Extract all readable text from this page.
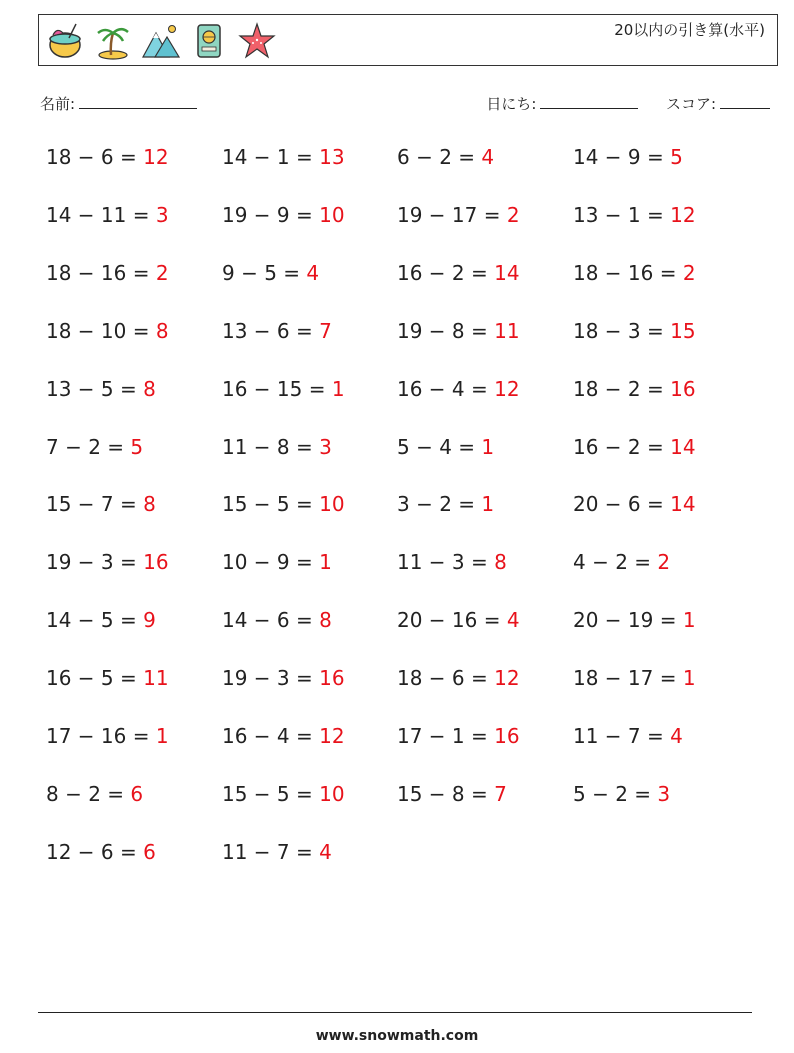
20以内の引き算(水平)
名前:	日にち:	スコア:
18 − 6 = 12
14 − 11 = 3
18 − 16 = 2
18 − 10 = 8
13 − 5 = 8
7 − 2 = 5
15 − 7 = 8
19 − 3 = 16
14 − 5 = 9
16 − 5 = 11
17 − 16 = 1
8 − 2 = 6
12 − 6 = 6
14 − 1 = 13
19 − 9 = 10
9 − 5 = 4
13 − 6 = 7
16 − 15 = 1
11 − 8 = 3
15 − 5 = 10
10 − 9 = 1
14 − 6 = 8
19 − 3 = 16
16 − 4 = 12
15 − 5 = 10
11 − 7 = 4
6 − 2 = 4
19 − 17 = 2
16 − 2 = 14
19 − 8 = 11
16 − 4 = 12
5 − 4 = 1
3 − 2 = 1
11 − 3 = 8
20 − 16 = 4
18 − 6 = 12
17 − 1 = 16
15 − 8 = 7
14 − 9 = 5
13 − 1 = 12
18 − 16 = 2
18 − 3 = 15
18 − 2 = 16
16 − 2 = 14
20 − 6 = 14
4 − 2 = 2
20 − 19 = 1
18 − 17 = 1
11 − 7 = 4
5 − 2 = 3
www.snowmath.com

→ **THE REQUEST**
The entries above should be reproduced exactly, without their pictures.

→ **THE RESPONSE**
Extract all readable text from this page.
20以内の引き算(水平)
名前:	日にち:	スコア:
18 − 6 = 12
14 − 11 = 3
18 − 16 = 2
18 − 10 = 8
13 − 5 = 8
7 − 2 = 5
15 − 7 = 8
19 − 3 = 16
14 − 5 = 9
16 − 5 = 11
17 − 16 = 1
8 − 2 = 6
12 − 6 = 6
14 − 1 = 13
19 − 9 = 10
9 − 5 = 4
13 − 6 = 7
16 − 15 = 1
11 − 8 = 3
15 − 5 = 10
10 − 9 = 1
14 − 6 = 8
19 − 3 = 16
16 − 4 = 12
15 − 5 = 10
11 − 7 = 4
6 − 2 = 4
19 − 17 = 2
16 − 2 = 14
19 − 8 = 11
16 − 4 = 12
5 − 4 = 1
3 − 2 = 1
11 − 3 = 8
20 − 16 = 4
18 − 6 = 12
17 − 1 = 16
15 − 8 = 7
14 − 9 = 5
13 − 1 = 12
18 − 16 = 2
18 − 3 = 15
18 − 2 = 16
16 − 2 = 14
20 − 6 = 14
4 − 2 = 2
20 − 19 = 1
18 − 17 = 1
11 − 7 = 4
5 − 2 = 3
www.snowmath.com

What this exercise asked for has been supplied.